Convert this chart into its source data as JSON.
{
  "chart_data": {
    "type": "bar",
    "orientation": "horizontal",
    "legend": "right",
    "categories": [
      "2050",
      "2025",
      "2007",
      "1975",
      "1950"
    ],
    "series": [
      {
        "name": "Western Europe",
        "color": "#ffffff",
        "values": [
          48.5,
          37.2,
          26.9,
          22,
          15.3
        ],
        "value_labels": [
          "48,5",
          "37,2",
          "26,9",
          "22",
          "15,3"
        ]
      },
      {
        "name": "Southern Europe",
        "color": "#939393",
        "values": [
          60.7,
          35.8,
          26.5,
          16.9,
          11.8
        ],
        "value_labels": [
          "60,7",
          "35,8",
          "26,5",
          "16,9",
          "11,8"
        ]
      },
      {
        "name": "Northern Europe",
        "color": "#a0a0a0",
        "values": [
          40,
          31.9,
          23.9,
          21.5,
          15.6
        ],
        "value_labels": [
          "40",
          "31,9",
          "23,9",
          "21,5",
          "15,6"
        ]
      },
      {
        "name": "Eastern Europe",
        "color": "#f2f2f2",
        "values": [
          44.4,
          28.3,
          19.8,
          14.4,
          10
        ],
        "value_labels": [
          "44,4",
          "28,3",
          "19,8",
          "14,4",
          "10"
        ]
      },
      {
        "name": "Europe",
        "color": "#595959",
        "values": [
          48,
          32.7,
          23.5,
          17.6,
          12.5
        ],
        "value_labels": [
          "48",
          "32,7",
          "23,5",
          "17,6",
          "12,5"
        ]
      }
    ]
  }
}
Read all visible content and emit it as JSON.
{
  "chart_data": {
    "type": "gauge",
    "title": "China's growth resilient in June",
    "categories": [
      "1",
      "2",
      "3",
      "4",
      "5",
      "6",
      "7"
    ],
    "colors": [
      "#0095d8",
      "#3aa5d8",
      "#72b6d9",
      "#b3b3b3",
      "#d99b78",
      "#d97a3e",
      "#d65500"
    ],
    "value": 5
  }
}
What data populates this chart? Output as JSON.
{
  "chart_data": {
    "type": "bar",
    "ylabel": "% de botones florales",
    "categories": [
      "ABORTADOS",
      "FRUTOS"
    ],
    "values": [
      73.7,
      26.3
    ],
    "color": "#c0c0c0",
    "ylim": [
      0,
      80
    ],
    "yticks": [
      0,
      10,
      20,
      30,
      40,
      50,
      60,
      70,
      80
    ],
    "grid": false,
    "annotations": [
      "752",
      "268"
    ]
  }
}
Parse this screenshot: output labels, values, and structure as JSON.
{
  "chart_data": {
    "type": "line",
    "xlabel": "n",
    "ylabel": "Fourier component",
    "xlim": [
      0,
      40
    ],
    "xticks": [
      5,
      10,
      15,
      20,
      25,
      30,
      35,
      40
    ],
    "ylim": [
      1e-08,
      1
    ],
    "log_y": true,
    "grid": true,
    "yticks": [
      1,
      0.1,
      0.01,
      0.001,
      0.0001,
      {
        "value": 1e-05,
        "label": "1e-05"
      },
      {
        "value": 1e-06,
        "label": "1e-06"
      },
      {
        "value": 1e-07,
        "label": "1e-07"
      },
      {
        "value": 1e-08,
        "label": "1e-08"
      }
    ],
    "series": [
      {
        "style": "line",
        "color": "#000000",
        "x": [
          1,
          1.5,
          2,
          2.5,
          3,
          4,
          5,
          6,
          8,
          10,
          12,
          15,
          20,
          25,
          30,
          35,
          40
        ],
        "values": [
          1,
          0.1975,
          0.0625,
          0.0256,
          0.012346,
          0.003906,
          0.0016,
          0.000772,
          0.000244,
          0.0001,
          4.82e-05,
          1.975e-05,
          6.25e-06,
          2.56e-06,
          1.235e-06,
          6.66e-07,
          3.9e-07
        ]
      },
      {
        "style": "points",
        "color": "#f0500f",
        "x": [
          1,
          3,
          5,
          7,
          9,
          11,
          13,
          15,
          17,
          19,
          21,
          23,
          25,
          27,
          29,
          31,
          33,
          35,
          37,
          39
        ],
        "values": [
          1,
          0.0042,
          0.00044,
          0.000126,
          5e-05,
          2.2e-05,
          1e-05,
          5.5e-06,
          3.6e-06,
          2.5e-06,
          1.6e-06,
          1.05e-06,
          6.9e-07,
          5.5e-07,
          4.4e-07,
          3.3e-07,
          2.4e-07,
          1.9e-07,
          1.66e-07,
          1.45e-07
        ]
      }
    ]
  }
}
^^^^^^^^
Written task: Faithfully transcribe the whole of the data.

Solution to the problem:
Convert this chart into its source data as JSON.
{
  "chart_data": {
    "type": "bar",
    "orientation": "horizontal",
    "legend": "right",
    "categories": [
      "2050",
      "2025",
      "2007",
      "1975",
      "1950"
    ],
    "series": [
      {
        "name": "Western Europe",
        "color": "#ffffff",
        "values": [
          48.5,
          37.2,
          26.9,
          22,
          15.3
        ],
        "value_labels": [
          "48,5",
          "37,2",
          "26,9",
          "22",
          "15,3"
        ]
      },
      {
        "name": "Southern Europe",
        "color": "#939393",
        "values": [
          60.7,
          35.8,
          26.5,
          16.9,
          11.8
        ],
        "value_labels": [
          "60,7",
          "35,8",
          "26,5",
          "16,9",
          "11,8"
        ]
      },
      {
        "name": "Northern Europe",
        "color": "#a0a0a0",
        "values": [
          40,
          31.9,
          23.9,
          21.5,
          15.6
        ],
        "value_labels": [
          "40",
          "31,9",
          "23,9",
          "21,5",
          "15,6"
        ]
      },
      {
        "name": "Eastern Europe",
        "color": "#f2f2f2",
        "values": [
          44.4,
          28.3,
          19.8,
          14.4,
          10
        ],
        "value_labels": [
          "44,4",
          "28,3",
          "19,8",
          "14,4",
          "10"
        ]
      },
      {
        "name": "Europe",
        "color": "#595959",
        "values": [
          48,
          32.7,
          23.5,
          17.6,
          12.5
        ],
        "value_labels": [
          "48",
          "32,7",
          "23,5",
          "17,6",
          "12,5"
        ]
      }
    ]
  }
}
Read all visible content and emit it as JSON.
{
  "chart_data": {
    "type": "gauge",
    "title": "China's growth resilient in June",
    "categories": [
      "1",
      "2",
      "3",
      "4",
      "5",
      "6",
      "7"
    ],
    "colors": [
      "#0095d8",
      "#3aa5d8",
      "#72b6d9",
      "#b3b3b3",
      "#d99b78",
      "#d97a3e",
      "#d65500"
    ],
    "value": 5
  }
}
What data populates this chart? Output as JSON.
{
  "chart_data": {
    "type": "bar",
    "ylabel": "% de botones florales",
    "categories": [
      "ABORTADOS",
      "FRUTOS"
    ],
    "values": [
      73.7,
      26.3
    ],
    "color": "#c0c0c0",
    "ylim": [
      0,
      80
    ],
    "yticks": [
      0,
      10,
      20,
      30,
      40,
      50,
      60,
      70,
      80
    ],
    "grid": false,
    "annotations": [
      "752",
      "268"
    ]
  }
}
Parse this screenshot: output labels, values, and structure as JSON.
{
  "chart_data": {
    "type": "line",
    "xlabel": "n",
    "ylabel": "Fourier component",
    "xlim": [
      0,
      40
    ],
    "xticks": [
      5,
      10,
      15,
      20,
      25,
      30,
      35,
      40
    ],
    "ylim": [
      1e-08,
      1
    ],
    "log_y": true,
    "grid": true,
    "yticks": [
      1,
      0.1,
      0.01,
      0.001,
      0.0001,
      {
        "value": 1e-05,
        "label": "1e-05"
      },
      {
        "value": 1e-06,
        "label": "1e-06"
      },
      {
        "value": 1e-07,
        "label": "1e-07"
      },
      {
        "value": 1e-08,
        "label": "1e-08"
      }
    ],
    "series": [
      {
        "style": "line",
        "color": "#000000",
        "x": [
          1,
          1.5,
          2,
          2.5,
          3,
          4,
          5,
          6,
          8,
          10,
          12,
          15,
          20,
          25,
          30,
          35,
          40
        ],
        "values": [
          1,
          0.1975,
          0.0625,
          0.0256,
          0.012346,
          0.003906,
          0.0016,
          0.000772,
          0.000244,
          0.0001,
          4.82e-05,
          1.975e-05,
          6.25e-06,
          2.56e-06,
          1.235e-06,
          6.66e-07,
          3.9e-07
        ]
      },
      {
        "style": "points",
        "color": "#f0500f",
        "x": [
          1,
          3,
          5,
          7,
          9,
          11,
          13,
          15,
          17,
          19,
          21,
          23,
          25,
          27,
          29,
          31,
          33,
          35,
          37,
          39
        ],
        "values": [
          1,
          0.0042,
          0.00044,
          0.000126,
          5e-05,
          2.2e-05,
          1e-05,
          5.5e-06,
          3.6e-06,
          2.5e-06,
          1.6e-06,
          1.05e-06,
          6.9e-07,
          5.5e-07,
          4.4e-07,
          3.3e-07,
          2.4e-07,
          1.9e-07,
          1.66e-07,
          1.45e-07
        ]
      }
    ]
  }
}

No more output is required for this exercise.